Objective:
Word for word, print each line of the listing below; pictures stay out.
BEGIN The records
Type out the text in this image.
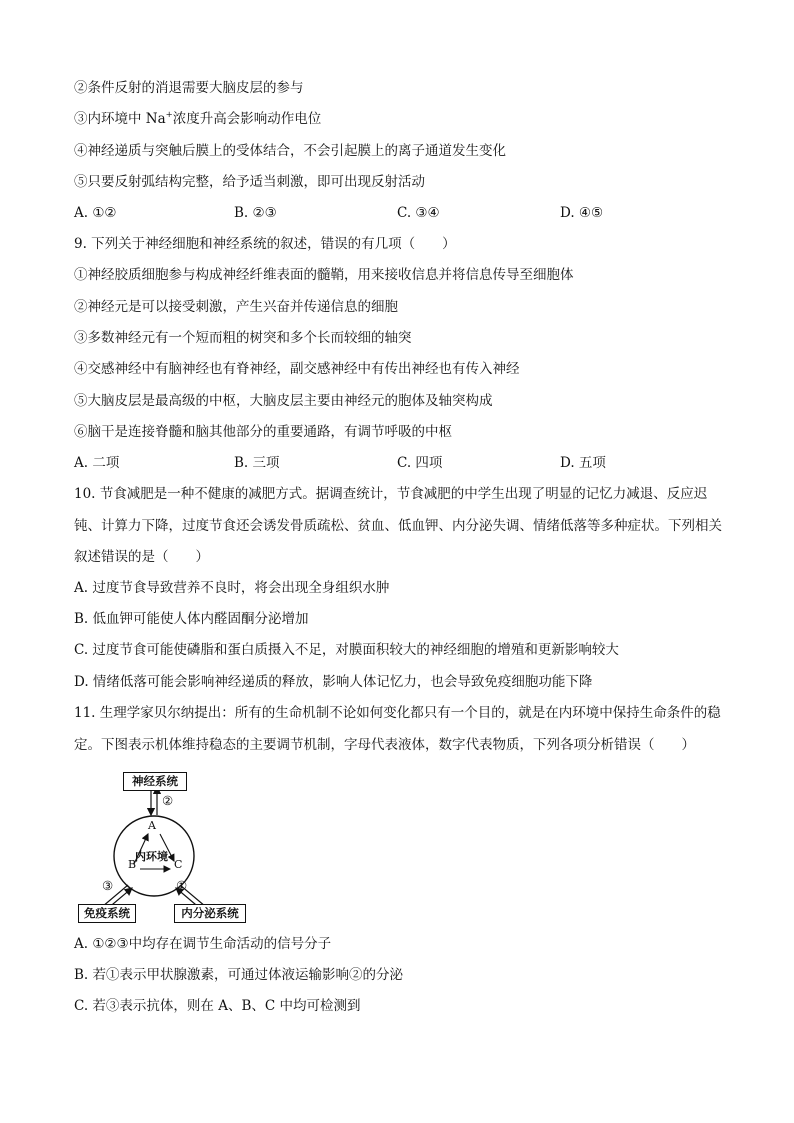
②条件反射的消退需要大脑皮层的参与
③内环境中 Na+浓度升高会影响动作电位
④神经递质与突触后膜上的受体结合，不会引起膜上的离子通道发生变化
⑤只要反射弧结构完整，给予适当刺激，即可出现反射活动
A. ①②	B. ②③	C. ③④	D. ④⑤
9. 下列关于神经细胞和神经系统的叙述，错误的有几项（　　）
①神经胶质细胞参与构成神经纤维表面的髓鞘，用来接收信息并将信息传导至细胞体
②神经元是可以接受刺激，产生兴奋并传递信息的细胞
③多数神经元有一个短而粗的树突和多个长而较细的轴突
④交感神经中有脑神经也有脊神经，副交感神经中有传出神经也有传入神经
⑤大脑皮层是最高级的中枢，大脑皮层主要由神经元的胞体及轴突构成
⑥脑干是连接脊髓和脑其他部分的重要通路，有调节呼吸的中枢
A. 二项	B. 三项	C. 四项	D. 五项
10. 节食减肥是一种不健康的减肥方式。据调查统计，节食减肥的中学生出现了明显的记忆力减退、反应迟钝、计算力下降，过度节食还会诱发骨质疏松、贫血、低血钾、内分泌失调、情绪低落等多种症状。下列相关叙述错误的是（　　）
A. 过度节食导致营养不良时，将会出现全身组织水肿
B. 低血钾可能使人体内醛固酮分泌增加
C. 过度节食可能使磷脂和蛋白质摄入不足，对膜面积较大的神经细胞的增殖和更新影响较大
D. 情绪低落可能会影响神经递质的释放，影响人体记忆力，也会导致免疫细胞功能下降
11. 生理学家贝尔纳提出：所有的生命机制不论如何变化都只有一个目的，就是在内环境中保持生命条件的稳定。下图表示机体维持稳态的主要调节机制，字母代表液体，数字代表物质，下列各项分析错误（　　）
神经系统
免疫系统	内分泌系统
②
③	①
A
B	C
内环境
A. ①②③中均存在调节生命活动的信号分子
B. 若①表示甲状腺激素，可通过体液运输影响②的分泌
C. 若③表示抗体，则在 A、B、C 中均可检测到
END The records
Answer in full:
Type out the text in this image.
②条件反射的消退需要大脑皮层的参与
③内环境中 Na+浓度升高会影响动作电位
④神经递质与突触后膜上的受体结合，不会引起膜上的离子通道发生变化
⑤只要反射弧结构完整，给予适当刺激，即可出现反射活动
A. ①②	B. ②③	C. ③④	D. ④⑤
9. 下列关于神经细胞和神经系统的叙述，错误的有几项（　　）
①神经胶质细胞参与构成神经纤维表面的髓鞘，用来接收信息并将信息传导至细胞体
②神经元是可以接受刺激，产生兴奋并传递信息的细胞
③多数神经元有一个短而粗的树突和多个长而较细的轴突
④交感神经中有脑神经也有脊神经，副交感神经中有传出神经也有传入神经
⑤大脑皮层是最高级的中枢，大脑皮层主要由神经元的胞体及轴突构成
⑥脑干是连接脊髓和脑其他部分的重要通路，有调节呼吸的中枢
A. 二项	B. 三项	C. 四项	D. 五项
10. 节食减肥是一种不健康的减肥方式。据调查统计，节食减肥的中学生出现了明显的记忆力减退、反应迟钝、计算力下降，过度节食还会诱发骨质疏松、贫血、低血钾、内分泌失调、情绪低落等多种症状。下列相关叙述错误的是（　　）
A. 过度节食导致营养不良时，将会出现全身组织水肿
B. 低血钾可能使人体内醛固酮分泌增加
C. 过度节食可能使磷脂和蛋白质摄入不足，对膜面积较大的神经细胞的增殖和更新影响较大
D. 情绪低落可能会影响神经递质的释放，影响人体记忆力，也会导致免疫细胞功能下降
11. 生理学家贝尔纳提出：所有的生命机制不论如何变化都只有一个目的，就是在内环境中保持生命条件的稳定。下图表示机体维持稳态的主要调节机制，字母代表液体，数字代表物质，下列各项分析错误（　　）
神经系统
免疫系统	内分泌系统
②
③	①
A
B	C
内环境
A. ①②③中均存在调节生命活动的信号分子
B. 若①表示甲状腺激素，可通过体液运输影响②的分泌
C. 若③表示抗体，则在 A、B、C 中均可检测到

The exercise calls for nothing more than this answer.